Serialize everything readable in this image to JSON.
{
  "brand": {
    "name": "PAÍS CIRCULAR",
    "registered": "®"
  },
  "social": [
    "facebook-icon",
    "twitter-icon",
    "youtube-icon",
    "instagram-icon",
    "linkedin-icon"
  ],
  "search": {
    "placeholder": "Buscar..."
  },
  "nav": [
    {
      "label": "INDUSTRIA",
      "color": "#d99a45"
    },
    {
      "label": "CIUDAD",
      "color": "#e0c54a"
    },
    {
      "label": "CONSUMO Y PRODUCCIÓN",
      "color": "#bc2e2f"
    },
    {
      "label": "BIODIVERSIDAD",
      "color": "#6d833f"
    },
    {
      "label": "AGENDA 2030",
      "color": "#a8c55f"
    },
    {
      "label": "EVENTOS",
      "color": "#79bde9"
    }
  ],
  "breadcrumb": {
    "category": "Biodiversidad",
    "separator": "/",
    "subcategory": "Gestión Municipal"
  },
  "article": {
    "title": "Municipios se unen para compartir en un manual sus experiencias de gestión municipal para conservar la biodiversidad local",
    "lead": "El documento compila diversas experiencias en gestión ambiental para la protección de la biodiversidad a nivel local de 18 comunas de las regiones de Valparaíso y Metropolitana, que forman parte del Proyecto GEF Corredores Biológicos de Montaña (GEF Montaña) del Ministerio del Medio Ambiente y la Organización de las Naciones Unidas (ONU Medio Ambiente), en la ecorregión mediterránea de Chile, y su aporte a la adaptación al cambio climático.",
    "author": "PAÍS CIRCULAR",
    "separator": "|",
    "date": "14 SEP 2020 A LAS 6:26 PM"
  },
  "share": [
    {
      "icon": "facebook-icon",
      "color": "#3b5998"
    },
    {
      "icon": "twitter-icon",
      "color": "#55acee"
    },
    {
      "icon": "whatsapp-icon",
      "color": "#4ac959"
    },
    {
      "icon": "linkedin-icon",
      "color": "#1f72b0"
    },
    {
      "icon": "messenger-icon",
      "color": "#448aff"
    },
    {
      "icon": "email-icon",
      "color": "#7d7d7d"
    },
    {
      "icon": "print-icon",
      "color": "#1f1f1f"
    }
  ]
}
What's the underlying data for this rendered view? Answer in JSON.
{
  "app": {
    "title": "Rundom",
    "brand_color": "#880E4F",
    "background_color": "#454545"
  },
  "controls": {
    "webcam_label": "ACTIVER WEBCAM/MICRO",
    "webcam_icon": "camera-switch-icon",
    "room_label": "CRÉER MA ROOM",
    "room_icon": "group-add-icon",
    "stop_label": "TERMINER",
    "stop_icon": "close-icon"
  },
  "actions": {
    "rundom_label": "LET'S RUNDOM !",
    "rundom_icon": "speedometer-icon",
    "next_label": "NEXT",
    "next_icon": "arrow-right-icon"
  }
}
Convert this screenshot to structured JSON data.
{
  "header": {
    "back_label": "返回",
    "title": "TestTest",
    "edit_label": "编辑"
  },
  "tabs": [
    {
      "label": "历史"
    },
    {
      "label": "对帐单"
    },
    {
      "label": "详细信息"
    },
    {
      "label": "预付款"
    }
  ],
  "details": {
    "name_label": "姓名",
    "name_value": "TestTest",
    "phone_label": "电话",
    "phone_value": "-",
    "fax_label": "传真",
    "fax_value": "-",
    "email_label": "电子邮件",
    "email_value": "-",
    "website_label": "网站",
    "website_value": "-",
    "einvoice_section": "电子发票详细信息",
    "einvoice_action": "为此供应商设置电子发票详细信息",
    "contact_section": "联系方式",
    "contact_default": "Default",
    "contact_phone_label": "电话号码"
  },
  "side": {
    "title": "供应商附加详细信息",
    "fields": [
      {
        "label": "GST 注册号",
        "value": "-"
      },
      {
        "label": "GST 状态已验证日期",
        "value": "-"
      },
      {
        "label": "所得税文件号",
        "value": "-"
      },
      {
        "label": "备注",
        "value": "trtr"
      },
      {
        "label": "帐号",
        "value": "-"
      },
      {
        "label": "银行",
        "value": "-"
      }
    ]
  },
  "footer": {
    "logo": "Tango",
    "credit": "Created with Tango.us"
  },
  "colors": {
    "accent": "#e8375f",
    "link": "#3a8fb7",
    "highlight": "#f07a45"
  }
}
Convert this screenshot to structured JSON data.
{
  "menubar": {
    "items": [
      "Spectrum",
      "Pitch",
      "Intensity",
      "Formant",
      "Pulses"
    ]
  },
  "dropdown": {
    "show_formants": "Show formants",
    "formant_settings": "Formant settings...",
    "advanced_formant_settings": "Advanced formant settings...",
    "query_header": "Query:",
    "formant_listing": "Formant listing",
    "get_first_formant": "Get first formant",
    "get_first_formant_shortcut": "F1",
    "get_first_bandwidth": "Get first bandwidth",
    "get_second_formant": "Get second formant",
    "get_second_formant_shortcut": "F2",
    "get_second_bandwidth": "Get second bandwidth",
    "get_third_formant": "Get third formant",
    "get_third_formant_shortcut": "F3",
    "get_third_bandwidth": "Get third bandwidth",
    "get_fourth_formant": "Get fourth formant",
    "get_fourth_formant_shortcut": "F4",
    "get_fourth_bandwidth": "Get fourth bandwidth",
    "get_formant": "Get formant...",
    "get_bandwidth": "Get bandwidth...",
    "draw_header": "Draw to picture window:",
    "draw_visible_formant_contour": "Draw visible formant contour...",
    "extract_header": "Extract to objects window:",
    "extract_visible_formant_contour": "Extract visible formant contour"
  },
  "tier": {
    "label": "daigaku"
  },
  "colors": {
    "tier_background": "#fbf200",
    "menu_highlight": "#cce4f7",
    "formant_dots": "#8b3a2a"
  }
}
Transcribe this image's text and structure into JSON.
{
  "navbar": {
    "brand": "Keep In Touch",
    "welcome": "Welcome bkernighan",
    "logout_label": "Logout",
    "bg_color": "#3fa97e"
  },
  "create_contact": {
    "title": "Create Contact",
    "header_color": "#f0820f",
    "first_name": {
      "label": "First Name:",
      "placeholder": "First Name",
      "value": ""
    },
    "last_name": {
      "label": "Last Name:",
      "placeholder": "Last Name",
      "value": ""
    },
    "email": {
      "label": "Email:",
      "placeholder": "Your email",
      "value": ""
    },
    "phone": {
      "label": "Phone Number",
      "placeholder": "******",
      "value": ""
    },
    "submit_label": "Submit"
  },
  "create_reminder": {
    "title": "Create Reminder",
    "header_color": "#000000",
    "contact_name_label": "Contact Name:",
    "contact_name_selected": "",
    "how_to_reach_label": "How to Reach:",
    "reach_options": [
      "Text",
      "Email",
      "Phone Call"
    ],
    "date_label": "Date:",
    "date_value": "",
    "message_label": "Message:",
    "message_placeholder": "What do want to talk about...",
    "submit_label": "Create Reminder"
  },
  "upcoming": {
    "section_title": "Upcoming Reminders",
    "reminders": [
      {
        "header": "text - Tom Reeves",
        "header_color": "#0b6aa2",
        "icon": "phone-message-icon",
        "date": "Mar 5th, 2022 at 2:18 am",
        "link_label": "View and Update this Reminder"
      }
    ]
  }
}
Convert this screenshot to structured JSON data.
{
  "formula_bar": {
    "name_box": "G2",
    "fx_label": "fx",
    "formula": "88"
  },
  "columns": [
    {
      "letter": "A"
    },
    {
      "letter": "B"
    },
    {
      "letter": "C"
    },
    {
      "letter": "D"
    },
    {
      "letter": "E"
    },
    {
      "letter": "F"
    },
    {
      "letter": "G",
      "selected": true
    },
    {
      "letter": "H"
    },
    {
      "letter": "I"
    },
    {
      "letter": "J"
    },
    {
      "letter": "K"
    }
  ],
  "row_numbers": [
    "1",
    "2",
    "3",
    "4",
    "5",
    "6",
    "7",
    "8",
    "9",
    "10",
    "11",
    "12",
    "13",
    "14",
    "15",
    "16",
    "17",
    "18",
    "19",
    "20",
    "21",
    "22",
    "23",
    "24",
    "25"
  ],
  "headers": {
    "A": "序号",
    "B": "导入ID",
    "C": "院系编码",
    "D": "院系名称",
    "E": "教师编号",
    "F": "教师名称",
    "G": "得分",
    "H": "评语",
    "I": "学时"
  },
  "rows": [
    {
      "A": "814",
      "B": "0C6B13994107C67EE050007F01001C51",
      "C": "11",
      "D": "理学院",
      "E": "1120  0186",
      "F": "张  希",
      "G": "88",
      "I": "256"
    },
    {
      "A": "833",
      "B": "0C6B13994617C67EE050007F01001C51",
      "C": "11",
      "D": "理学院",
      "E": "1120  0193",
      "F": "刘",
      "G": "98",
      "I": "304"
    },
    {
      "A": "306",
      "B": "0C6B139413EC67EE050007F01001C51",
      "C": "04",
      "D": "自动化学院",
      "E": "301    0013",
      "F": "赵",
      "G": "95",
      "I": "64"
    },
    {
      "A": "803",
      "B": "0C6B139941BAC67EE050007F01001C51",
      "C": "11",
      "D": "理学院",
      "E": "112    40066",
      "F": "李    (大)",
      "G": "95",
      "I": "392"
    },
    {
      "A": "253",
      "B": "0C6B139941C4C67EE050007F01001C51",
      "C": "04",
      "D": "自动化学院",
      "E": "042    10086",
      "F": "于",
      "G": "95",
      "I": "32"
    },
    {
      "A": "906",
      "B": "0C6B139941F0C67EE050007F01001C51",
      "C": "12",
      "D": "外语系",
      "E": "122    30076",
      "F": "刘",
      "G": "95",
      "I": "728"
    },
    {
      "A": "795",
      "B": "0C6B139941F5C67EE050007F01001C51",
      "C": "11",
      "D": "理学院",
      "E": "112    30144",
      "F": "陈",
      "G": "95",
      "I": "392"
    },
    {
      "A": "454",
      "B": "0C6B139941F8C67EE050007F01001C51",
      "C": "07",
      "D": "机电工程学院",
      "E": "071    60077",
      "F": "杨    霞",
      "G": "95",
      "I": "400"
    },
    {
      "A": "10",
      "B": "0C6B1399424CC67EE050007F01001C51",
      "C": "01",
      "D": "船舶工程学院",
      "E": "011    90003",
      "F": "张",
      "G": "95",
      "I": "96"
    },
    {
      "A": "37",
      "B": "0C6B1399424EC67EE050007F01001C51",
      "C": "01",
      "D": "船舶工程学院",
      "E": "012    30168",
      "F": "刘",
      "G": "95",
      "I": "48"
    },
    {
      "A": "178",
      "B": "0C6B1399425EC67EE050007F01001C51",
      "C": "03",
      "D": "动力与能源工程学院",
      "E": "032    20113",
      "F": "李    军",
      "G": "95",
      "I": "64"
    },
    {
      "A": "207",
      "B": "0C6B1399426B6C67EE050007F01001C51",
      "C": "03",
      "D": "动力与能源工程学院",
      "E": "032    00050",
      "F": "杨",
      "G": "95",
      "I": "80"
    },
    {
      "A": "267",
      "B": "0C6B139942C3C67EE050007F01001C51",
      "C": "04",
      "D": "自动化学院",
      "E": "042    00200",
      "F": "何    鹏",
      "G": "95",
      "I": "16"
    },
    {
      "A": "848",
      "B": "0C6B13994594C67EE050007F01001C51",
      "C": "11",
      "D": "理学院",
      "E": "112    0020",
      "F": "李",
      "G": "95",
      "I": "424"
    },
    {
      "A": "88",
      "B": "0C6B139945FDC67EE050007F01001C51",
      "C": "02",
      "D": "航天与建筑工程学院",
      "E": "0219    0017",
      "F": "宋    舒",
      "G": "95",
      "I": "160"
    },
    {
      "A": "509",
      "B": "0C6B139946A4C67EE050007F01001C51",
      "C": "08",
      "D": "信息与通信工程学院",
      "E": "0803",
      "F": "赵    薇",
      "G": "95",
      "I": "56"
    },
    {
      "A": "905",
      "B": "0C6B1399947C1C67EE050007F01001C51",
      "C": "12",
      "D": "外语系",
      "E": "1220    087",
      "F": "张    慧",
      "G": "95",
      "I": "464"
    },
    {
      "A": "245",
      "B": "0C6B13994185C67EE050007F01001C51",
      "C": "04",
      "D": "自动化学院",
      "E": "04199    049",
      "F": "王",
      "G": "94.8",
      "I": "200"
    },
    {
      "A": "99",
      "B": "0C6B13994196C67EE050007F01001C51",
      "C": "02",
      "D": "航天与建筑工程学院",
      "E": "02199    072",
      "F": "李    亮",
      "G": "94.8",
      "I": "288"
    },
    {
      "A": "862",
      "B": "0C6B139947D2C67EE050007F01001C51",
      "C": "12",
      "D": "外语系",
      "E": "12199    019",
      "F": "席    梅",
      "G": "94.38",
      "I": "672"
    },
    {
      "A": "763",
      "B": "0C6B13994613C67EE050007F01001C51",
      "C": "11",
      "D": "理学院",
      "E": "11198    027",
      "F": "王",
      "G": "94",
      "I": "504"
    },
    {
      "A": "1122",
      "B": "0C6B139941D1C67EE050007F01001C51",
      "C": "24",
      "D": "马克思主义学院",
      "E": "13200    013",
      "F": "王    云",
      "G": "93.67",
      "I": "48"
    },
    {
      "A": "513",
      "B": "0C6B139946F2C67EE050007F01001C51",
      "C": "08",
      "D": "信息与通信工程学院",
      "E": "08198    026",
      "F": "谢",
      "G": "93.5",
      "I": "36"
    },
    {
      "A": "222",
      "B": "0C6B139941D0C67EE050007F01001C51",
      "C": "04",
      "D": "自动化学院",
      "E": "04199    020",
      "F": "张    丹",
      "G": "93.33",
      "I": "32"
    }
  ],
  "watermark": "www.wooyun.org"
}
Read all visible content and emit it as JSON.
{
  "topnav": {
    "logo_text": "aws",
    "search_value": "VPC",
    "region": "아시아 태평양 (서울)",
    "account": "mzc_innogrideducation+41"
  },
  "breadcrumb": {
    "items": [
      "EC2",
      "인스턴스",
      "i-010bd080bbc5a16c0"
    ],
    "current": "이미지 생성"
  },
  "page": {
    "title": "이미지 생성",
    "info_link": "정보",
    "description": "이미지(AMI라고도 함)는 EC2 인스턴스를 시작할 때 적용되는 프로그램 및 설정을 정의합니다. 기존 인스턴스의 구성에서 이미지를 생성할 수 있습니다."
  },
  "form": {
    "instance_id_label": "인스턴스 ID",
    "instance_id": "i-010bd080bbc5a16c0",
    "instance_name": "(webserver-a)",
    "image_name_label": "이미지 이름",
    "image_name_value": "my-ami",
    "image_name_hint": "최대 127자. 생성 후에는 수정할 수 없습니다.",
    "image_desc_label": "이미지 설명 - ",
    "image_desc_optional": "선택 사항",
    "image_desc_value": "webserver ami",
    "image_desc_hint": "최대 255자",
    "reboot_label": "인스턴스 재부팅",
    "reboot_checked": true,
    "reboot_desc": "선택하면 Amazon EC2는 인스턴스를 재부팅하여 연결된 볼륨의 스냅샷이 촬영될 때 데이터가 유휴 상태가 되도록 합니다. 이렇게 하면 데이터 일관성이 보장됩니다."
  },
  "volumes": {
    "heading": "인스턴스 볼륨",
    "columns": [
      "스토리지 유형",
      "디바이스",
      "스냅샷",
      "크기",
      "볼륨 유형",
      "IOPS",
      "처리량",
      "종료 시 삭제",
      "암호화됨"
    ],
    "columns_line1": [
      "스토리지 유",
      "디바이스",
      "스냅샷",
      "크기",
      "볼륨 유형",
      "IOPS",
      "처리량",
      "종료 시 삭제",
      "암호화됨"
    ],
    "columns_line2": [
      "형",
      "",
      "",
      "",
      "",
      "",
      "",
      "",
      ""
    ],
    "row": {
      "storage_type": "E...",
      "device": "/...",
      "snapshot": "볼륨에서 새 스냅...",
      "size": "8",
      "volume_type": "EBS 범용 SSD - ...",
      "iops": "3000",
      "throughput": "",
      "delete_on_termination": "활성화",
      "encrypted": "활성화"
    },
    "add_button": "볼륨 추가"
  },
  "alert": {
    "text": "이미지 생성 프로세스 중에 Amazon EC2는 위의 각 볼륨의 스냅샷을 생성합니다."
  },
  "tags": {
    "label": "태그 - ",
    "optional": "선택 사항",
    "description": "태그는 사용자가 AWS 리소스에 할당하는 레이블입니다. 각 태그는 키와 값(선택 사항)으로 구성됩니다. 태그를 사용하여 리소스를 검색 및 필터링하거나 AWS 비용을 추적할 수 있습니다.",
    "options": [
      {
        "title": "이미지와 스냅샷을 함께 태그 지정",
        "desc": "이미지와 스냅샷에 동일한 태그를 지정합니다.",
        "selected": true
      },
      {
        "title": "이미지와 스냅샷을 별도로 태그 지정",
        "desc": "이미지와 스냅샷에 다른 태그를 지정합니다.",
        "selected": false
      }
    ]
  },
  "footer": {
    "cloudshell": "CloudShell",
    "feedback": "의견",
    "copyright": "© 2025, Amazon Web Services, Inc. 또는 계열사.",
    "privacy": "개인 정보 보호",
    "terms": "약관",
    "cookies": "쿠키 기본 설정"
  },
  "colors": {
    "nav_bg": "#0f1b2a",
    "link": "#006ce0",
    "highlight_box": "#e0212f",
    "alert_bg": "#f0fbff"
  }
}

····················

*Objective*. Only the count is wanted: report how many lines of the material above hold the word "visible".

*Exercise answer*. 3